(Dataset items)
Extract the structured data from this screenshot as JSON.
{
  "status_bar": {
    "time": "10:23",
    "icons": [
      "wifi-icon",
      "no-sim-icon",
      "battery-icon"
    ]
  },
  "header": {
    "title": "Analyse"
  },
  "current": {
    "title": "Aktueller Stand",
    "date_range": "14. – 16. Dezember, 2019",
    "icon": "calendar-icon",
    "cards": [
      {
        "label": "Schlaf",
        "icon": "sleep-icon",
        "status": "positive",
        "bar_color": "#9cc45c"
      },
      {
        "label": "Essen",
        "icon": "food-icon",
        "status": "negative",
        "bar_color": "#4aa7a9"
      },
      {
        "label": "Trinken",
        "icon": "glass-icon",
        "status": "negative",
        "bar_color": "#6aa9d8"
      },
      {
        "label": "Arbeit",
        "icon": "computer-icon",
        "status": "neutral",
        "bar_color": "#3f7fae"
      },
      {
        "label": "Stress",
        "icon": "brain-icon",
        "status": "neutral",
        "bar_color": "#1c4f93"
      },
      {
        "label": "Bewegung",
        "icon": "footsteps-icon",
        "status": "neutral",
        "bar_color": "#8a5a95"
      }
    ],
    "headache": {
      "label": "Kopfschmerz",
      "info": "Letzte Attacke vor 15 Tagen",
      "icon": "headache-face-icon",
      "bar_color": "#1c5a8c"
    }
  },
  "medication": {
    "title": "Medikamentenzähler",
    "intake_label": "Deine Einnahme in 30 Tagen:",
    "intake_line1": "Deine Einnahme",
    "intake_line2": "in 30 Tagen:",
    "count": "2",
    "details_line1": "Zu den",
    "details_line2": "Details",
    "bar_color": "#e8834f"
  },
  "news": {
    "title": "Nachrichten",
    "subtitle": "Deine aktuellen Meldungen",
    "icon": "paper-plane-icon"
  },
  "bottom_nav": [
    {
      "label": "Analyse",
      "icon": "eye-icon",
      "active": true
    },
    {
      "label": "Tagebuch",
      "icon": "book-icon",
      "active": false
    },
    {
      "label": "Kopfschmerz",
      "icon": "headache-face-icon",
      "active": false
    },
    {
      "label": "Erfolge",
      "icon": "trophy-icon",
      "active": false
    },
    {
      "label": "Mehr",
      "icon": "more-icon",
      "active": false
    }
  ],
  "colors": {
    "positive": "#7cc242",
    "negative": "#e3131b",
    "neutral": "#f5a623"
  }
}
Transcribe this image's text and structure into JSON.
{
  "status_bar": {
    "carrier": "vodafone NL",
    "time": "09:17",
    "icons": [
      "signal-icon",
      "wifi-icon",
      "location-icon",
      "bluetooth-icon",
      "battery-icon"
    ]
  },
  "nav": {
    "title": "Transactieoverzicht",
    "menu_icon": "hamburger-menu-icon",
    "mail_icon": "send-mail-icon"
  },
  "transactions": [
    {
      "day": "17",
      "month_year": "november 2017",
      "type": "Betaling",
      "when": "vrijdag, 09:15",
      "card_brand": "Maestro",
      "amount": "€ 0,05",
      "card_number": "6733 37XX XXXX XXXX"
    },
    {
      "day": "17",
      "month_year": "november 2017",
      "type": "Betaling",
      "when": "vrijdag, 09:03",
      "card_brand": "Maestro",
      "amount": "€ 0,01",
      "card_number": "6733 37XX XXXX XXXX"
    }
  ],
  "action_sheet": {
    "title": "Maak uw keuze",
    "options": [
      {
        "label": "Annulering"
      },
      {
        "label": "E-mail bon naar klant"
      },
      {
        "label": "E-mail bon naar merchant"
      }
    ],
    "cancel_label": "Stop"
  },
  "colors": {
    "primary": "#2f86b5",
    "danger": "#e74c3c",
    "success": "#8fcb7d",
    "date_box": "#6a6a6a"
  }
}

**Request:**
Find all lines holding the string "Tagen" and copy them.

**Solution:**
      "info": "Letzte Attacke vor 15 Tagen",
    "intake_label": "Deine Einnahme in 30 Tagen:",
    "intake_line2": "in 30 Tagen:",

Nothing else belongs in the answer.